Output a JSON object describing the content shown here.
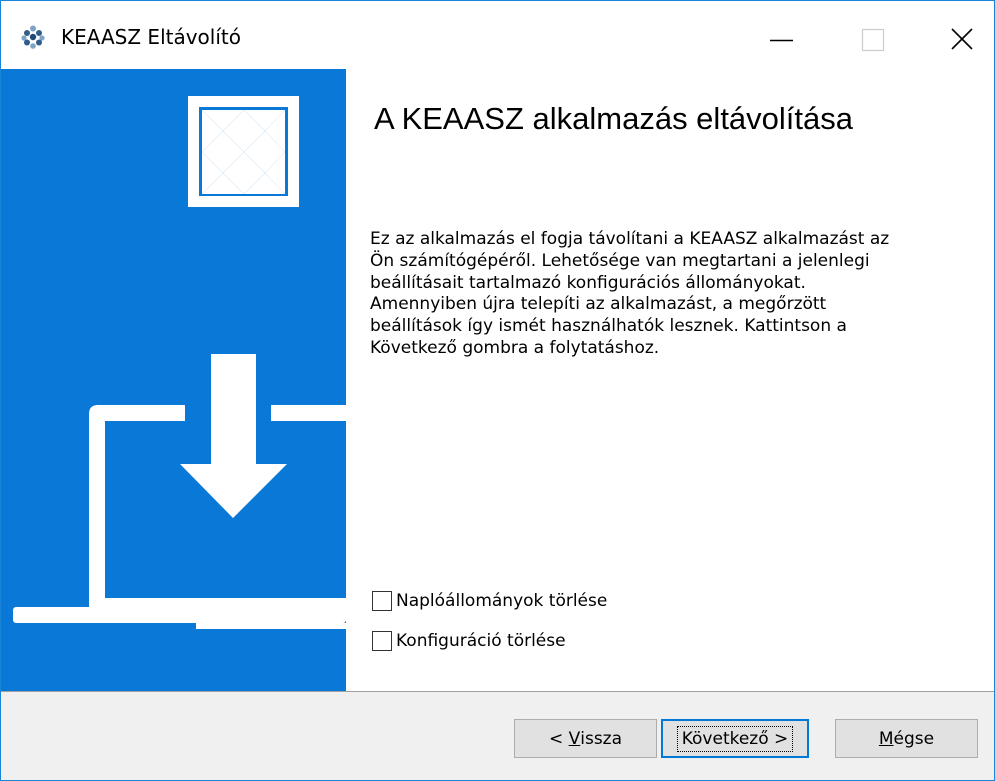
{
  "window": {
    "title": "KEAASZ Eltávolító",
    "icon": "keaasz-logo-icon",
    "controls": {
      "minimize_icon": "minimize-icon",
      "maximize_icon": "maximize-icon",
      "close_icon": "close-icon"
    }
  },
  "side_panel": {
    "background_color": "#0a78d7",
    "logo_icon": "keaasz-triangle-logo-icon",
    "illustration_icon": "laptop-download-icon"
  },
  "main": {
    "heading": "A KEAASZ alkalmazás eltávolítása",
    "description_lines": [
      "Ez az alkalmazás el fogja távolítani a KEAASZ alkalmazást az",
      "Ön számítógépéről. Lehetősége van megtartani a jelenlegi",
      "beállításait tartalmazó konfigurációs állományokat.",
      "Amennyiben újra telepíti az alkalmazást, a megőrzött",
      "beállítások így ismét használhatók lesznek. Kattintson a",
      "Következő gombra a folytatáshoz."
    ],
    "checkboxes": [
      {
        "label": "Naplóállományok törlése",
        "checked": false
      },
      {
        "label": "Konfiguráció törlése",
        "checked": false
      }
    ]
  },
  "footer": {
    "back": {
      "prefix": "< ",
      "mnemonic": "V",
      "rest": "issza"
    },
    "next_label": "Következő >",
    "cancel": {
      "mnemonic": "M",
      "rest": "égse"
    }
  },
  "colors": {
    "accent": "#0078d7",
    "footer_bg": "#f0f0f0",
    "button_bg": "#e1e1e1"
  }
}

### To do
Make an exact copy of every entry above, minus the images.

### Task response
Output a JSON object describing the content shown here.
{
  "window": {
    "title": "KEAASZ Eltávolító",
    "icon": "keaasz-logo-icon",
    "controls": {
      "minimize_icon": "minimize-icon",
      "maximize_icon": "maximize-icon",
      "close_icon": "close-icon"
    }
  },
  "side_panel": {
    "background_color": "#0a78d7",
    "logo_icon": "keaasz-triangle-logo-icon",
    "illustration_icon": "laptop-download-icon"
  },
  "main": {
    "heading": "A KEAASZ alkalmazás eltávolítása",
    "description_lines": [
      "Ez az alkalmazás el fogja távolítani a KEAASZ alkalmazást az",
      "Ön számítógépéről. Lehetősége van megtartani a jelenlegi",
      "beállításait tartalmazó konfigurációs állományokat.",
      "Amennyiben újra telepíti az alkalmazást, a megőrzött",
      "beállítások így ismét használhatók lesznek. Kattintson a",
      "Következő gombra a folytatáshoz."
    ],
    "checkboxes": [
      {
        "label": "Naplóállományok törlése",
        "checked": false
      },
      {
        "label": "Konfiguráció törlése",
        "checked": false
      }
    ]
  },
  "footer": {
    "back": {
      "prefix": "< ",
      "mnemonic": "V",
      "rest": "issza"
    },
    "next_label": "Következő >",
    "cancel": {
      "mnemonic": "M",
      "rest": "égse"
    }
  },
  "colors": {
    "accent": "#0078d7",
    "footer_bg": "#f0f0f0",
    "button_bg": "#e1e1e1"
  }
}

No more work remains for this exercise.